Repeat the full listing, word for word.
=== Input for this task ===
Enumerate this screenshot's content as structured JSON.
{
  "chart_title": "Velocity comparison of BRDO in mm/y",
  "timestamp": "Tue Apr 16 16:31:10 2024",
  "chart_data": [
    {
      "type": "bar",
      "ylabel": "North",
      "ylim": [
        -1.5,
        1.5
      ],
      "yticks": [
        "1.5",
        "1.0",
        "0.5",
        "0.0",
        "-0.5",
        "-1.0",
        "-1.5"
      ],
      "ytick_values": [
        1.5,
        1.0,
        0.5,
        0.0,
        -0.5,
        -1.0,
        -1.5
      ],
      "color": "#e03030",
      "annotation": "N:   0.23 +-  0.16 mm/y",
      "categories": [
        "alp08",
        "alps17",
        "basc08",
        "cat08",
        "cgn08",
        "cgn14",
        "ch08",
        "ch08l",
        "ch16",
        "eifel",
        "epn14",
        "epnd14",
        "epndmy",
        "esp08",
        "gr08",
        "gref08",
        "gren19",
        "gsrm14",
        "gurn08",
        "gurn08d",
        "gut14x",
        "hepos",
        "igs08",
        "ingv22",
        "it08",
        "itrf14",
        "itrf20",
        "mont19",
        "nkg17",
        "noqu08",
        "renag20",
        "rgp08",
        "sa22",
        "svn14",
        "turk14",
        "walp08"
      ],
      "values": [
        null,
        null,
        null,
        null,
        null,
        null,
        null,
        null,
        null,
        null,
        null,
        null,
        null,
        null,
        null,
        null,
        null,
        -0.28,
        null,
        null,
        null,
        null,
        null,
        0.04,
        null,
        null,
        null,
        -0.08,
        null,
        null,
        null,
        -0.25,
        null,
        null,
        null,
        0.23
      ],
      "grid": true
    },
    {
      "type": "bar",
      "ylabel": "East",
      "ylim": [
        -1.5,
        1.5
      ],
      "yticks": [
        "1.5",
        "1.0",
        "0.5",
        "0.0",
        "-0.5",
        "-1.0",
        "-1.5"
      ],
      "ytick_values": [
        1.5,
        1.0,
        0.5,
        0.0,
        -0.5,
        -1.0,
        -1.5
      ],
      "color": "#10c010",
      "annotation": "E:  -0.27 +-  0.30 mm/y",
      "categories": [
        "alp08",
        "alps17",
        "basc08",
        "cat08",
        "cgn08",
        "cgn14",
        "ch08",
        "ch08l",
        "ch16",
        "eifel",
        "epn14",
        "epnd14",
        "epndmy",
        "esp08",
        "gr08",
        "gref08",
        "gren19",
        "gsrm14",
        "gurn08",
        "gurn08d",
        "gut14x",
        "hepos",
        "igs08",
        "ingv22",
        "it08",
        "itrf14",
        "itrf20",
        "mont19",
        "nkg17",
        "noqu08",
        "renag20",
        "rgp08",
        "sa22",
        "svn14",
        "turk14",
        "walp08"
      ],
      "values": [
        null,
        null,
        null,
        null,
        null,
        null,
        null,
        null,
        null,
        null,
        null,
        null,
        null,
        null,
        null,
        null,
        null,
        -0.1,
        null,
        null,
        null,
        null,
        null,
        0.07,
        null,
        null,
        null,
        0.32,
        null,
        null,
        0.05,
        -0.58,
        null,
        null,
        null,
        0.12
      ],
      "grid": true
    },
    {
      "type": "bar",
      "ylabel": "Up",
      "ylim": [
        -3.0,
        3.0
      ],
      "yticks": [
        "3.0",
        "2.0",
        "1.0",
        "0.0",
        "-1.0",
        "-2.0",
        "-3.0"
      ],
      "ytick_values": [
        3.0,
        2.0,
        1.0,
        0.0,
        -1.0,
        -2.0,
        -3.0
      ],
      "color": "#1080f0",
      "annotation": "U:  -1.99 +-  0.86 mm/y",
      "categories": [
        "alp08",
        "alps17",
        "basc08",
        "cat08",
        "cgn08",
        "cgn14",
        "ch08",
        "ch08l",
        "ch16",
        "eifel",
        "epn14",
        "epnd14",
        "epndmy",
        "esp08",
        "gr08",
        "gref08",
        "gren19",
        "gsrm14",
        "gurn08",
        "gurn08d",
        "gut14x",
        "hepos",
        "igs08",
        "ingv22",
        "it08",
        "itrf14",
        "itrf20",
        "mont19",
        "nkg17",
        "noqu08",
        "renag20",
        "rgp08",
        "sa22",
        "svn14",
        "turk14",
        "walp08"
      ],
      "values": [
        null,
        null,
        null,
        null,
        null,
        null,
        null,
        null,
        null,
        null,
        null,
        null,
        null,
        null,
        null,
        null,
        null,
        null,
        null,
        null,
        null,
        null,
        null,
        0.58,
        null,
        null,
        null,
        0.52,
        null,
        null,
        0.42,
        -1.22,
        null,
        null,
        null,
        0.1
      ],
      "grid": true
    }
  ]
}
===
§ Solution for this problem:
Enumerate this screenshot's content as structured JSON.
{
  "chart_title": "Velocity comparison of BRDO in mm/y",
  "timestamp": "Tue Apr 16 16:31:10 2024",
  "chart_data": [
    {
      "type": "bar",
      "ylabel": "North",
      "ylim": [
        -1.5,
        1.5
      ],
      "yticks": [
        "1.5",
        "1.0",
        "0.5",
        "0.0",
        "-0.5",
        "-1.0",
        "-1.5"
      ],
      "ytick_values": [
        1.5,
        1.0,
        0.5,
        0.0,
        -0.5,
        -1.0,
        -1.5
      ],
      "color": "#e03030",
      "annotation": "N:   0.23 +-  0.16 mm/y",
      "categories": [
        "alp08",
        "alps17",
        "basc08",
        "cat08",
        "cgn08",
        "cgn14",
        "ch08",
        "ch08l",
        "ch16",
        "eifel",
        "epn14",
        "epnd14",
        "epndmy",
        "esp08",
        "gr08",
        "gref08",
        "gren19",
        "gsrm14",
        "gurn08",
        "gurn08d",
        "gut14x",
        "hepos",
        "igs08",
        "ingv22",
        "it08",
        "itrf14",
        "itrf20",
        "mont19",
        "nkg17",
        "noqu08",
        "renag20",
        "rgp08",
        "sa22",
        "svn14",
        "turk14",
        "walp08"
      ],
      "values": [
        null,
        null,
        null,
        null,
        null,
        null,
        null,
        null,
        null,
        null,
        null,
        null,
        null,
        null,
        null,
        null,
        null,
        -0.28,
        null,
        null,
        null,
        null,
        null,
        0.04,
        null,
        null,
        null,
        -0.08,
        null,
        null,
        null,
        -0.25,
        null,
        null,
        null,
        0.23
      ],
      "grid": true
    },
    {
      "type": "bar",
      "ylabel": "East",
      "ylim": [
        -1.5,
        1.5
      ],
      "yticks": [
        "1.5",
        "1.0",
        "0.5",
        "0.0",
        "-0.5",
        "-1.0",
        "-1.5"
      ],
      "ytick_values": [
        1.5,
        1.0,
        0.5,
        0.0,
        -0.5,
        -1.0,
        -1.5
      ],
      "color": "#10c010",
      "annotation": "E:  -0.27 +-  0.30 mm/y",
      "categories": [
        "alp08",
        "alps17",
        "basc08",
        "cat08",
        "cgn08",
        "cgn14",
        "ch08",
        "ch08l",
        "ch16",
        "eifel",
        "epn14",
        "epnd14",
        "epndmy",
        "esp08",
        "gr08",
        "gref08",
        "gren19",
        "gsrm14",
        "gurn08",
        "gurn08d",
        "gut14x",
        "hepos",
        "igs08",
        "ingv22",
        "it08",
        "itrf14",
        "itrf20",
        "mont19",
        "nkg17",
        "noqu08",
        "renag20",
        "rgp08",
        "sa22",
        "svn14",
        "turk14",
        "walp08"
      ],
      "values": [
        null,
        null,
        null,
        null,
        null,
        null,
        null,
        null,
        null,
        null,
        null,
        null,
        null,
        null,
        null,
        null,
        null,
        -0.1,
        null,
        null,
        null,
        null,
        null,
        0.07,
        null,
        null,
        null,
        0.32,
        null,
        null,
        0.05,
        -0.58,
        null,
        null,
        null,
        0.12
      ],
      "grid": true
    },
    {
      "type": "bar",
      "ylabel": "Up",
      "ylim": [
        -3.0,
        3.0
      ],
      "yticks": [
        "3.0",
        "2.0",
        "1.0",
        "0.0",
        "-1.0",
        "-2.0",
        "-3.0"
      ],
      "ytick_values": [
        3.0,
        2.0,
        1.0,
        0.0,
        -1.0,
        -2.0,
        -3.0
      ],
      "color": "#1080f0",
      "annotation": "U:  -1.99 +-  0.86 mm/y",
      "categories": [
        "alp08",
        "alps17",
        "basc08",
        "cat08",
        "cgn08",
        "cgn14",
        "ch08",
        "ch08l",
        "ch16",
        "eifel",
        "epn14",
        "epnd14",
        "epndmy",
        "esp08",
        "gr08",
        "gref08",
        "gren19",
        "gsrm14",
        "gurn08",
        "gurn08d",
        "gut14x",
        "hepos",
        "igs08",
        "ingv22",
        "it08",
        "itrf14",
        "itrf20",
        "mont19",
        "nkg17",
        "noqu08",
        "renag20",
        "rgp08",
        "sa22",
        "svn14",
        "turk14",
        "walp08"
      ],
      "values": [
        null,
        null,
        null,
        null,
        null,
        null,
        null,
        null,
        null,
        null,
        null,
        null,
        null,
        null,
        null,
        null,
        null,
        null,
        null,
        null,
        null,
        null,
        null,
        0.58,
        null,
        null,
        null,
        0.52,
        null,
        null,
        0.42,
        -1.22,
        null,
        null,
        null,
        0.1
      ],
      "grid": true
    }
  ]
}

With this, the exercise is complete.